* Begin RECORD EXTRACTS *

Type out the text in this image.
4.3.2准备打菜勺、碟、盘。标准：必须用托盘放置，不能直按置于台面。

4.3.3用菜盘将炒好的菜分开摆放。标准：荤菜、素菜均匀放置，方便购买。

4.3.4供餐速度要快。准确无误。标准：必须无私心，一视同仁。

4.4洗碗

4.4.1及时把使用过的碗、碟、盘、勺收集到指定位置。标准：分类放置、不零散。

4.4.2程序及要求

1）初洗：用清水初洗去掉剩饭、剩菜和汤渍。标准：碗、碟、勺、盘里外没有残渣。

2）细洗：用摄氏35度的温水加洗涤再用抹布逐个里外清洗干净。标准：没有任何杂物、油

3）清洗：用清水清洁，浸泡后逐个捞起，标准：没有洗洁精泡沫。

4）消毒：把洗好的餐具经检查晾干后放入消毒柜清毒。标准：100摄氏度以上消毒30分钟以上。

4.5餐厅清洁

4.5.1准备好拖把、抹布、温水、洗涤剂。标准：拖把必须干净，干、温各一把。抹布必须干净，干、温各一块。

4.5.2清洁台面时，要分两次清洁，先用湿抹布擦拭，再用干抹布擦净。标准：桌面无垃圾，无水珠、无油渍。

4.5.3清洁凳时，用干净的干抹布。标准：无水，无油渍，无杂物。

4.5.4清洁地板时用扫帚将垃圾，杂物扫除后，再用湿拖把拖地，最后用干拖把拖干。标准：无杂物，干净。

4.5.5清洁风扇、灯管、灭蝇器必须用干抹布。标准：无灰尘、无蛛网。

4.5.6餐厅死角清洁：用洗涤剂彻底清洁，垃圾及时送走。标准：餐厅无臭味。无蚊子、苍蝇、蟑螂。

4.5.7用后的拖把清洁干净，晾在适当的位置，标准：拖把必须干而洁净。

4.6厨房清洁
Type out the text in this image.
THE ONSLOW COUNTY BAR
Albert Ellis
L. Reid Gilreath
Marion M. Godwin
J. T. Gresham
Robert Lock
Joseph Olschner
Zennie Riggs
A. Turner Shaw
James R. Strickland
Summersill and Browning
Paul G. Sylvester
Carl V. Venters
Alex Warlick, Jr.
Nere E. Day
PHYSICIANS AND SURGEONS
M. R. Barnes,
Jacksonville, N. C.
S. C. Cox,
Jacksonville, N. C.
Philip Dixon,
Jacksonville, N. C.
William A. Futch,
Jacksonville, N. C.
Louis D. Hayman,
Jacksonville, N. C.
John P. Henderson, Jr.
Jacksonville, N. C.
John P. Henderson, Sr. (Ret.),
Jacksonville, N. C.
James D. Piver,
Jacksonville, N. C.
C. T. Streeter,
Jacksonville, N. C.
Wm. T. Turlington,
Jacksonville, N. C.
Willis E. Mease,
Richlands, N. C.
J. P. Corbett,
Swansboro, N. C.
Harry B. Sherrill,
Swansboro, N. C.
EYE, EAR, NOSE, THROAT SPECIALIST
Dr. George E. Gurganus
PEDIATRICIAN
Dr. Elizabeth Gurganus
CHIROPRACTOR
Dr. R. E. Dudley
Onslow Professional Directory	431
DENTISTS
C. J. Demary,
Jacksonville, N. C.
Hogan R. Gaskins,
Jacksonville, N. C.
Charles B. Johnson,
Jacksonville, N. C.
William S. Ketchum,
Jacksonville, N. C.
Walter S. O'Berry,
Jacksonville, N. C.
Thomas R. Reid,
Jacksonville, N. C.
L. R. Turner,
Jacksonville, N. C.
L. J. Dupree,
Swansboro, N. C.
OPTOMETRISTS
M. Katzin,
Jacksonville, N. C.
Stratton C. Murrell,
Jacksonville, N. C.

* End RECORD EXTRACTS *

_WHAT YOU ARE ASKED TO DO_
Send back all of the entries exactly, with nothing missing.

_FULL RESPONSE_
Type out the text in this image.
4.3.2准备打菜勺、碟、盘。标准：必须用托盘放置，不能直按置于台面。

4.3.3用菜盘将炒好的菜分开摆放。标准：荤菜、素菜均匀放置，方便购买。

4.3.4供餐速度要快。准确无误。标准：必须无私心，一视同仁。

4.4洗碗

4.4.1及时把使用过的碗、碟、盘、勺收集到指定位置。标准：分类放置、不零散。

4.4.2程序及要求

1）初洗：用清水初洗去掉剩饭、剩菜和汤渍。标准：碗、碟、勺、盘里外没有残渣。

2）细洗：用摄氏35度的温水加洗涤再用抹布逐个里外清洗干净。标准：没有任何杂物、油

3）清洗：用清水清洁，浸泡后逐个捞起，标准：没有洗洁精泡沫。

4）消毒：把洗好的餐具经检查晾干后放入消毒柜清毒。标准：100摄氏度以上消毒30分钟以上。

4.5餐厅清洁

4.5.1准备好拖把、抹布、温水、洗涤剂。标准：拖把必须干净，干、温各一把。抹布必须干净，干、温各一块。

4.5.2清洁台面时，要分两次清洁，先用湿抹布擦拭，再用干抹布擦净。标准：桌面无垃圾，无水珠、无油渍。

4.5.3清洁凳时，用干净的干抹布。标准：无水，无油渍，无杂物。

4.5.4清洁地板时用扫帚将垃圾，杂物扫除后，再用湿拖把拖地，最后用干拖把拖干。标准：无杂物，干净。

4.5.5清洁风扇、灯管、灭蝇器必须用干抹布。标准：无灰尘、无蛛网。

4.5.6餐厅死角清洁：用洗涤剂彻底清洁，垃圾及时送走。标准：餐厅无臭味。无蚊子、苍蝇、蟑螂。

4.5.7用后的拖把清洁干净，晾在适当的位置，标准：拖把必须干而洁净。

4.6厨房清洁
Type out the text in this image.
THE ONSLOW COUNTY BAR
Albert Ellis
L. Reid Gilreath
Marion M. Godwin
J. T. Gresham
Robert Lock
Joseph Olschner
Zennie Riggs
A. Turner Shaw
James R. Strickland
Summersill and Browning
Paul G. Sylvester
Carl V. Venters
Alex Warlick, Jr.
Nere E. Day
PHYSICIANS AND SURGEONS
M. R. Barnes,
Jacksonville, N. C.
S. C. Cox,
Jacksonville, N. C.
Philip Dixon,
Jacksonville, N. C.
William A. Futch,
Jacksonville, N. C.
Louis D. Hayman,
Jacksonville, N. C.
John P. Henderson, Jr.
Jacksonville, N. C.
John P. Henderson, Sr. (Ret.),
Jacksonville, N. C.
James D. Piver,
Jacksonville, N. C.
C. T. Streeter,
Jacksonville, N. C.
Wm. T. Turlington,
Jacksonville, N. C.
Willis E. Mease,
Richlands, N. C.
J. P. Corbett,
Swansboro, N. C.
Harry B. Sherrill,
Swansboro, N. C.
EYE, EAR, NOSE, THROAT SPECIALIST
Dr. George E. Gurganus
PEDIATRICIAN
Dr. Elizabeth Gurganus
CHIROPRACTOR
Dr. R. E. Dudley
Onslow Professional Directory	431
DENTISTS
C. J. Demary,
Jacksonville, N. C.
Hogan R. Gaskins,
Jacksonville, N. C.
Charles B. Johnson,
Jacksonville, N. C.
William S. Ketchum,
Jacksonville, N. C.
Walter S. O'Berry,
Jacksonville, N. C.
Thomas R. Reid,
Jacksonville, N. C.
L. R. Turner,
Jacksonville, N. C.
L. J. Dupree,
Swansboro, N. C.
OPTOMETRISTS
M. Katzin,
Jacksonville, N. C.
Stratton C. Murrell,
Jacksonville, N. C.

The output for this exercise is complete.